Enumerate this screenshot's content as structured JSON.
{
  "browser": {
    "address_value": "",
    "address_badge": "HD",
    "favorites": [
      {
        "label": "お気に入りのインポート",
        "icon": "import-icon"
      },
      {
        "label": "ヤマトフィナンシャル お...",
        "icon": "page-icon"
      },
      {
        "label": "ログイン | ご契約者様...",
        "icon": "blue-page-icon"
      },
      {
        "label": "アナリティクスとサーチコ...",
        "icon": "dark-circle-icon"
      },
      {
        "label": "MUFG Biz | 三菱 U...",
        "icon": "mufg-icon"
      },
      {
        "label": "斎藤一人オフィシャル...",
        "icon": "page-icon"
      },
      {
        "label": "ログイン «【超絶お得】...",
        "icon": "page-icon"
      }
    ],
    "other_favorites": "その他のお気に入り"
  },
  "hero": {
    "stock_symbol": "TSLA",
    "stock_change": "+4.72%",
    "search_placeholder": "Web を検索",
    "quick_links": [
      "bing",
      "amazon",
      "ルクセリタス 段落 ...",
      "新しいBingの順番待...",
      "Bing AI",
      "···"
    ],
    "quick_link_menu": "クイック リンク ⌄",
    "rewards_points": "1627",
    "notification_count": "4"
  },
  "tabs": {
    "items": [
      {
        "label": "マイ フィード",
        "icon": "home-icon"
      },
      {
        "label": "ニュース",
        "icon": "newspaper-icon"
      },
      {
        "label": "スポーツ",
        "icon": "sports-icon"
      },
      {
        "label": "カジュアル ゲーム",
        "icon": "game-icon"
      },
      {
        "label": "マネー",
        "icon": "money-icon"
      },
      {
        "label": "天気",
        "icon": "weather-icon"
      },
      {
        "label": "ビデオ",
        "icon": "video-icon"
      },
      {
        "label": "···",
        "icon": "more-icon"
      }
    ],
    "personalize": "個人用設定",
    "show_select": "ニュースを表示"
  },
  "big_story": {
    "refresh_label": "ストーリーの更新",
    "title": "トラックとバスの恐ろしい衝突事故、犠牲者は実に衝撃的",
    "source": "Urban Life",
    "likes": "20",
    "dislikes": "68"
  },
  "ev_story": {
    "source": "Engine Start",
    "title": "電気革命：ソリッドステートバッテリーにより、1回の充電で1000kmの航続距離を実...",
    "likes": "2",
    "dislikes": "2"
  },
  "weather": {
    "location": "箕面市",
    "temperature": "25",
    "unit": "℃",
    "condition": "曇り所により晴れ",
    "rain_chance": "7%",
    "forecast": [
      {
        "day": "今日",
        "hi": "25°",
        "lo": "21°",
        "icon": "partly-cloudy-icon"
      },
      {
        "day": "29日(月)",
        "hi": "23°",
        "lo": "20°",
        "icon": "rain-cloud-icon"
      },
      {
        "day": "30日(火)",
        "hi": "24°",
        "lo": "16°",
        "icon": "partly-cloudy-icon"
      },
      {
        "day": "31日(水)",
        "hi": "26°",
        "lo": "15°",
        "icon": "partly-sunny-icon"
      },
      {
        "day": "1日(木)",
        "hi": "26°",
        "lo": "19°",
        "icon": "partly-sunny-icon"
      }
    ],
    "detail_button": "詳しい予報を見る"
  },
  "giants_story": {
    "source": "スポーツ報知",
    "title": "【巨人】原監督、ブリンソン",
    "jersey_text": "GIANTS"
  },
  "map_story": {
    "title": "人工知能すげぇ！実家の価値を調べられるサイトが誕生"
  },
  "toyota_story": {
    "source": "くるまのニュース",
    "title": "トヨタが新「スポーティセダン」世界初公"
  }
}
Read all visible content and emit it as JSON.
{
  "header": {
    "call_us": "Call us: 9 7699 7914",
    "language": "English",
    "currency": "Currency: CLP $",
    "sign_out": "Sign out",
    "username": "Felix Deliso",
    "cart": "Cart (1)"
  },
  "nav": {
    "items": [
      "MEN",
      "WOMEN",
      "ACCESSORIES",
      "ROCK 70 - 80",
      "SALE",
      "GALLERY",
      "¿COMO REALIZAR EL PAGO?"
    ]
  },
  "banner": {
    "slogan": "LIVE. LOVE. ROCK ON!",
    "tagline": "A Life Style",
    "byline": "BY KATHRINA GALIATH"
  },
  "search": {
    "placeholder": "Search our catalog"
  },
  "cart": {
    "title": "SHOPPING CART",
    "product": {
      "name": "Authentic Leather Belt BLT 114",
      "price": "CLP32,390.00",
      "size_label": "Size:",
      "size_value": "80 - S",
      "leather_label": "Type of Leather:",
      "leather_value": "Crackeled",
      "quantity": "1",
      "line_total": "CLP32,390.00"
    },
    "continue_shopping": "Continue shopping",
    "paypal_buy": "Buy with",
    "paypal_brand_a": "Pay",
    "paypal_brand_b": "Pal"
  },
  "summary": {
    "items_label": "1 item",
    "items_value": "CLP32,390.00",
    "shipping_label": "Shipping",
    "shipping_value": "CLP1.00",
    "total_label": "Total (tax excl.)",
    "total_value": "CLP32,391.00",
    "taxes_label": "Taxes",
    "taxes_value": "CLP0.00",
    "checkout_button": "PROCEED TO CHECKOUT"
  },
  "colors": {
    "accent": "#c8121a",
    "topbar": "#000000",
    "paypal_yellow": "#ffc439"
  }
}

━━━━━━━━━━

| EXERCISE DIRECTIONS |
From the records above, copy every line that holds the word "Life".

| EXERCISE RESPONSE |
    "source": "Urban Life",
    "tagline": "A Life Style",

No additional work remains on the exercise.